→ **Problem to solve**: Copy all the entries below exactly, but not the pictures.

[Begin Given records]

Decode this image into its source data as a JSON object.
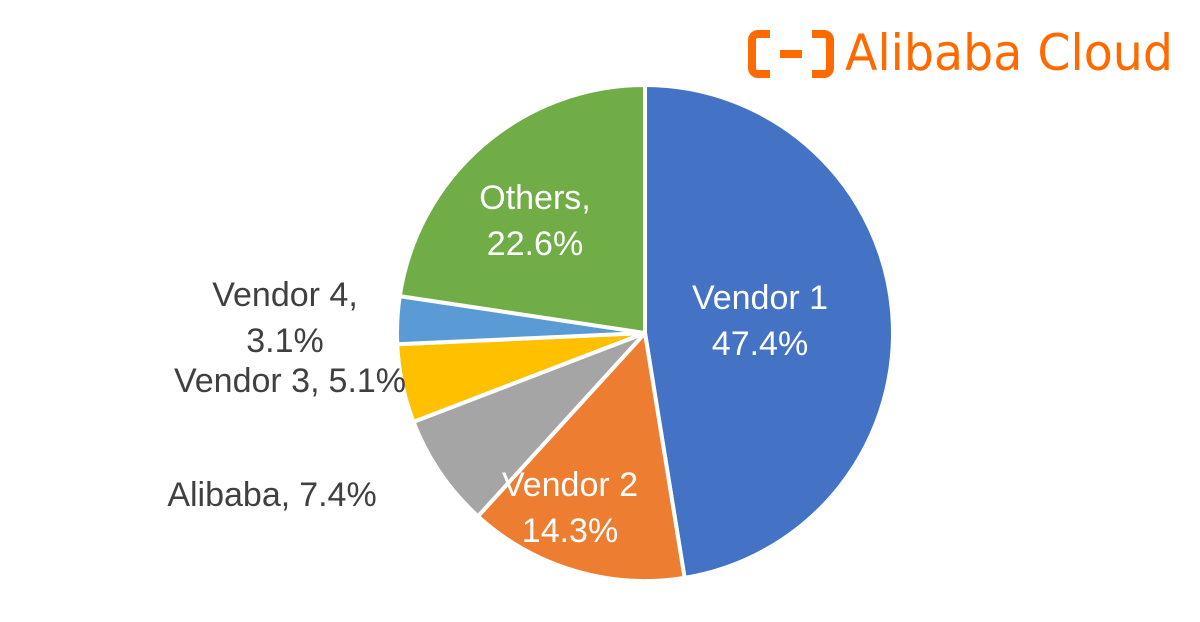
{
  "logo": "Alibaba Cloud",
  "chart_data": {
    "type": "pie",
    "categories": [
      "Vendor 1",
      "Vendor 2",
      "Alibaba,",
      "Vendor 3,",
      "Vendor 4,",
      "Others,"
    ],
    "values": [
      47.4,
      14.3,
      7.4,
      5.1,
      3.1,
      22.6
    ],
    "value_labels": [
      "47.4%",
      "14.3%",
      "7.4%",
      "5.1%",
      "3.1%",
      "22.6%"
    ],
    "colors": [
      "#4472C4",
      "#ED7D31",
      "#A5A5A5",
      "#FFC000",
      "#5B9BD5",
      "#70AD47"
    ]
  }
}
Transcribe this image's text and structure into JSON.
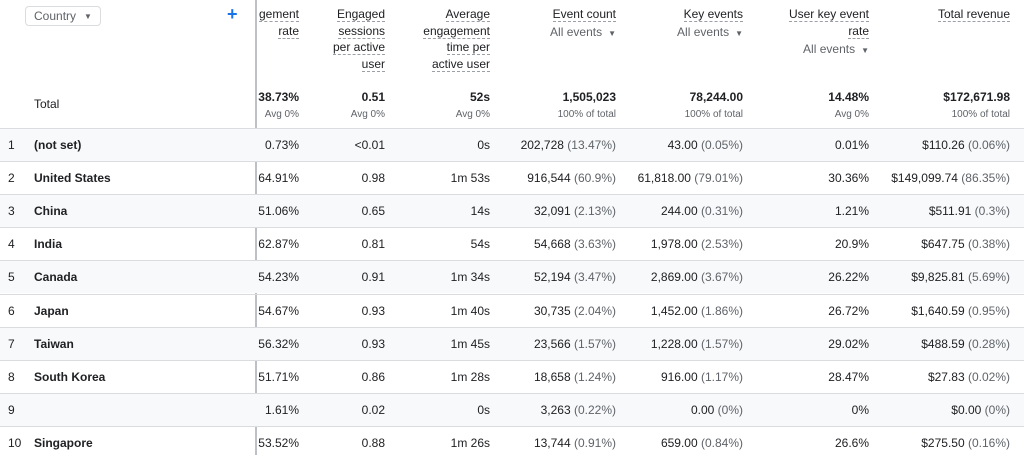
{
  "dimension": {
    "label": "Country"
  },
  "columns": [
    {
      "title_lines": [
        "gement",
        "rate"
      ],
      "sub": ""
    },
    {
      "title_lines": [
        "Engaged",
        "sessions",
        "per active",
        "user"
      ],
      "sub": ""
    },
    {
      "title_lines": [
        "Average",
        "engagement",
        "time per",
        "active user"
      ],
      "sub": ""
    },
    {
      "title_lines": [
        "Event count"
      ],
      "sub": "All events"
    },
    {
      "title_lines": [
        "Key events"
      ],
      "sub": "All events"
    },
    {
      "title_lines": [
        "User key event",
        "rate"
      ],
      "sub": "All events"
    },
    {
      "title_lines": [
        "Total revenue"
      ],
      "sub": ""
    }
  ],
  "total": {
    "label": "Total",
    "values": [
      {
        "v": "38.73%",
        "s": "Avg 0%"
      },
      {
        "v": "0.51",
        "s": "Avg 0%"
      },
      {
        "v": "52s",
        "s": "Avg 0%"
      },
      {
        "v": "1,505,023",
        "s": "100% of total"
      },
      {
        "v": "78,244.00",
        "s": "100% of total"
      },
      {
        "v": "14.48%",
        "s": "Avg 0%"
      },
      {
        "v": "$172,671.98",
        "s": "100% of total"
      }
    ]
  },
  "rows": [
    {
      "index": "1",
      "name": "(not set)",
      "cells": [
        [
          "0.73%",
          ""
        ],
        [
          "<0.01",
          ""
        ],
        [
          "0s",
          ""
        ],
        [
          "202,728",
          "(13.47%)"
        ],
        [
          "43.00",
          "(0.05%)"
        ],
        [
          "0.01%",
          ""
        ],
        [
          "$110.26",
          "(0.06%)"
        ]
      ]
    },
    {
      "index": "2",
      "name": "United States",
      "cells": [
        [
          "64.91%",
          ""
        ],
        [
          "0.98",
          ""
        ],
        [
          "1m 53s",
          ""
        ],
        [
          "916,544",
          "(60.9%)"
        ],
        [
          "61,818.00",
          "(79.01%)"
        ],
        [
          "30.36%",
          ""
        ],
        [
          "$149,099.74",
          "(86.35%)"
        ]
      ]
    },
    {
      "index": "3",
      "name": "China",
      "cells": [
        [
          "51.06%",
          ""
        ],
        [
          "0.65",
          ""
        ],
        [
          "14s",
          ""
        ],
        [
          "32,091",
          "(2.13%)"
        ],
        [
          "244.00",
          "(0.31%)"
        ],
        [
          "1.21%",
          ""
        ],
        [
          "$511.91",
          "(0.3%)"
        ]
      ]
    },
    {
      "index": "4",
      "name": "India",
      "cells": [
        [
          "62.87%",
          ""
        ],
        [
          "0.81",
          ""
        ],
        [
          "54s",
          ""
        ],
        [
          "54,668",
          "(3.63%)"
        ],
        [
          "1,978.00",
          "(2.53%)"
        ],
        [
          "20.9%",
          ""
        ],
        [
          "$647.75",
          "(0.38%)"
        ]
      ]
    },
    {
      "index": "5",
      "name": "Canada",
      "cells": [
        [
          "54.23%",
          ""
        ],
        [
          "0.91",
          ""
        ],
        [
          "1m 34s",
          ""
        ],
        [
          "52,194",
          "(3.47%)"
        ],
        [
          "2,869.00",
          "(3.67%)"
        ],
        [
          "26.22%",
          ""
        ],
        [
          "$9,825.81",
          "(5.69%)"
        ]
      ]
    },
    {
      "index": "6",
      "name": "Japan",
      "cells": [
        [
          "54.67%",
          ""
        ],
        [
          "0.93",
          ""
        ],
        [
          "1m 40s",
          ""
        ],
        [
          "30,735",
          "(2.04%)"
        ],
        [
          "1,452.00",
          "(1.86%)"
        ],
        [
          "26.72%",
          ""
        ],
        [
          "$1,640.59",
          "(0.95%)"
        ]
      ]
    },
    {
      "index": "7",
      "name": "Taiwan",
      "cells": [
        [
          "56.32%",
          ""
        ],
        [
          "0.93",
          ""
        ],
        [
          "1m 45s",
          ""
        ],
        [
          "23,566",
          "(1.57%)"
        ],
        [
          "1,228.00",
          "(1.57%)"
        ],
        [
          "29.02%",
          ""
        ],
        [
          "$488.59",
          "(0.28%)"
        ]
      ]
    },
    {
      "index": "8",
      "name": "South Korea",
      "cells": [
        [
          "51.71%",
          ""
        ],
        [
          "0.86",
          ""
        ],
        [
          "1m 28s",
          ""
        ],
        [
          "18,658",
          "(1.24%)"
        ],
        [
          "916.00",
          "(1.17%)"
        ],
        [
          "28.47%",
          ""
        ],
        [
          "$27.83",
          "(0.02%)"
        ]
      ]
    },
    {
      "index": "9",
      "name": "",
      "cells": [
        [
          "1.61%",
          ""
        ],
        [
          "0.02",
          ""
        ],
        [
          "0s",
          ""
        ],
        [
          "3,263",
          "(0.22%)"
        ],
        [
          "0.00",
          "(0%)"
        ],
        [
          "0%",
          ""
        ],
        [
          "$0.00",
          "(0%)"
        ]
      ]
    },
    {
      "index": "10",
      "name": "Singapore",
      "cells": [
        [
          "53.52%",
          ""
        ],
        [
          "0.88",
          ""
        ],
        [
          "1m 26s",
          ""
        ],
        [
          "13,744",
          "(0.91%)"
        ],
        [
          "659.00",
          "(0.84%)"
        ],
        [
          "26.6%",
          ""
        ],
        [
          "$275.50",
          "(0.16%)"
        ]
      ]
    }
  ]
}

[End Given records]

→ **Result**:
Decode this image into its source data as a JSON object.
{
  "logo": "Alibaba Cloud",
  "chart_data": {
    "type": "pie",
    "categories": [
      "Vendor 1",
      "Vendor 2",
      "Alibaba,",
      "Vendor 3,",
      "Vendor 4,",
      "Others,"
    ],
    "values": [
      47.4,
      14.3,
      7.4,
      5.1,
      3.1,
      22.6
    ],
    "value_labels": [
      "47.4%",
      "14.3%",
      "7.4%",
      "5.1%",
      "3.1%",
      "22.6%"
    ],
    "colors": [
      "#4472C4",
      "#ED7D31",
      "#A5A5A5",
      "#FFC000",
      "#5B9BD5",
      "#70AD47"
    ]
  }
}
Transcribe this image's text and structure into JSON.
{
  "dimension": {
    "label": "Country"
  },
  "columns": [
    {
      "title_lines": [
        "gement",
        "rate"
      ],
      "sub": ""
    },
    {
      "title_lines": [
        "Engaged",
        "sessions",
        "per active",
        "user"
      ],
      "sub": ""
    },
    {
      "title_lines": [
        "Average",
        "engagement",
        "time per",
        "active user"
      ],
      "sub": ""
    },
    {
      "title_lines": [
        "Event count"
      ],
      "sub": "All events"
    },
    {
      "title_lines": [
        "Key events"
      ],
      "sub": "All events"
    },
    {
      "title_lines": [
        "User key event",
        "rate"
      ],
      "sub": "All events"
    },
    {
      "title_lines": [
        "Total revenue"
      ],
      "sub": ""
    }
  ],
  "total": {
    "label": "Total",
    "values": [
      {
        "v": "38.73%",
        "s": "Avg 0%"
      },
      {
        "v": "0.51",
        "s": "Avg 0%"
      },
      {
        "v": "52s",
        "s": "Avg 0%"
      },
      {
        "v": "1,505,023",
        "s": "100% of total"
      },
      {
        "v": "78,244.00",
        "s": "100% of total"
      },
      {
        "v": "14.48%",
        "s": "Avg 0%"
      },
      {
        "v": "$172,671.98",
        "s": "100% of total"
      }
    ]
  },
  "rows": [
    {
      "index": "1",
      "name": "(not set)",
      "cells": [
        [
          "0.73%",
          ""
        ],
        [
          "<0.01",
          ""
        ],
        [
          "0s",
          ""
        ],
        [
          "202,728",
          "(13.47%)"
        ],
        [
          "43.00",
          "(0.05%)"
        ],
        [
          "0.01%",
          ""
        ],
        [
          "$110.26",
          "(0.06%)"
        ]
      ]
    },
    {
      "index": "2",
      "name": "United States",
      "cells": [
        [
          "64.91%",
          ""
        ],
        [
          "0.98",
          ""
        ],
        [
          "1m 53s",
          ""
        ],
        [
          "916,544",
          "(60.9%)"
        ],
        [
          "61,818.00",
          "(79.01%)"
        ],
        [
          "30.36%",
          ""
        ],
        [
          "$149,099.74",
          "(86.35%)"
        ]
      ]
    },
    {
      "index": "3",
      "name": "China",
      "cells": [
        [
          "51.06%",
          ""
        ],
        [
          "0.65",
          ""
        ],
        [
          "14s",
          ""
        ],
        [
          "32,091",
          "(2.13%)"
        ],
        [
          "244.00",
          "(0.31%)"
        ],
        [
          "1.21%",
          ""
        ],
        [
          "$511.91",
          "(0.3%)"
        ]
      ]
    },
    {
      "index": "4",
      "name": "India",
      "cells": [
        [
          "62.87%",
          ""
        ],
        [
          "0.81",
          ""
        ],
        [
          "54s",
          ""
        ],
        [
          "54,668",
          "(3.63%)"
        ],
        [
          "1,978.00",
          "(2.53%)"
        ],
        [
          "20.9%",
          ""
        ],
        [
          "$647.75",
          "(0.38%)"
        ]
      ]
    },
    {
      "index": "5",
      "name": "Canada",
      "cells": [
        [
          "54.23%",
          ""
        ],
        [
          "0.91",
          ""
        ],
        [
          "1m 34s",
          ""
        ],
        [
          "52,194",
          "(3.47%)"
        ],
        [
          "2,869.00",
          "(3.67%)"
        ],
        [
          "26.22%",
          ""
        ],
        [
          "$9,825.81",
          "(5.69%)"
        ]
      ]
    },
    {
      "index": "6",
      "name": "Japan",
      "cells": [
        [
          "54.67%",
          ""
        ],
        [
          "0.93",
          ""
        ],
        [
          "1m 40s",
          ""
        ],
        [
          "30,735",
          "(2.04%)"
        ],
        [
          "1,452.00",
          "(1.86%)"
        ],
        [
          "26.72%",
          ""
        ],
        [
          "$1,640.59",
          "(0.95%)"
        ]
      ]
    },
    {
      "index": "7",
      "name": "Taiwan",
      "cells": [
        [
          "56.32%",
          ""
        ],
        [
          "0.93",
          ""
        ],
        [
          "1m 45s",
          ""
        ],
        [
          "23,566",
          "(1.57%)"
        ],
        [
          "1,228.00",
          "(1.57%)"
        ],
        [
          "29.02%",
          ""
        ],
        [
          "$488.59",
          "(0.28%)"
        ]
      ]
    },
    {
      "index": "8",
      "name": "South Korea",
      "cells": [
        [
          "51.71%",
          ""
        ],
        [
          "0.86",
          ""
        ],
        [
          "1m 28s",
          ""
        ],
        [
          "18,658",
          "(1.24%)"
        ],
        [
          "916.00",
          "(1.17%)"
        ],
        [
          "28.47%",
          ""
        ],
        [
          "$27.83",
          "(0.02%)"
        ]
      ]
    },
    {
      "index": "9",
      "name": "",
      "cells": [
        [
          "1.61%",
          ""
        ],
        [
          "0.02",
          ""
        ],
        [
          "0s",
          ""
        ],
        [
          "3,263",
          "(0.22%)"
        ],
        [
          "0.00",
          "(0%)"
        ],
        [
          "0%",
          ""
        ],
        [
          "$0.00",
          "(0%)"
        ]
      ]
    },
    {
      "index": "10",
      "name": "Singapore",
      "cells": [
        [
          "53.52%",
          ""
        ],
        [
          "0.88",
          ""
        ],
        [
          "1m 26s",
          ""
        ],
        [
          "13,744",
          "(0.91%)"
        ],
        [
          "659.00",
          "(0.84%)"
        ],
        [
          "26.6%",
          ""
        ],
        [
          "$275.50",
          "(0.16%)"
        ]
      ]
    }
  ]
}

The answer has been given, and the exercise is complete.